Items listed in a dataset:
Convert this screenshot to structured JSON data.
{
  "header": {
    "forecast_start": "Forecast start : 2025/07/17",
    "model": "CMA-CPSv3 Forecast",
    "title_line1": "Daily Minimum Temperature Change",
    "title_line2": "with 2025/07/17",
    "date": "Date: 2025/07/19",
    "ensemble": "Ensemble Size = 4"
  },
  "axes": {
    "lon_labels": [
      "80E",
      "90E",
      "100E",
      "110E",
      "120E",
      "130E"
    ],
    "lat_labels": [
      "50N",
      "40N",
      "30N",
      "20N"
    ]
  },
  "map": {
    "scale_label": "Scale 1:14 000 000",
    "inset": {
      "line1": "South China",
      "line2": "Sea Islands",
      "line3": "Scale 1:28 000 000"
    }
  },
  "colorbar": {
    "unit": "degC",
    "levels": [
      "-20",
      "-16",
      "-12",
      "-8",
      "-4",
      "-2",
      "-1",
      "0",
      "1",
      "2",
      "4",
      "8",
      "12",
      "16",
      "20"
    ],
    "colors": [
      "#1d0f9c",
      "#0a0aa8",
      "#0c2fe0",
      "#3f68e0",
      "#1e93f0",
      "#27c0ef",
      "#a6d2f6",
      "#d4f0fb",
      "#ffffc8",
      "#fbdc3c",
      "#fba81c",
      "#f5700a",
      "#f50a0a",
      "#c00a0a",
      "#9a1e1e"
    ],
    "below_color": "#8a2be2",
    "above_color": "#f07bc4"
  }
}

● STATED TASK
Report all lines of the data above that include the string "Forecast".

● SOLVED PROBLEM
    "forecast_start": "Forecast start : 2025/07/17",
    "model": "CMA-CPSv3 Forecast",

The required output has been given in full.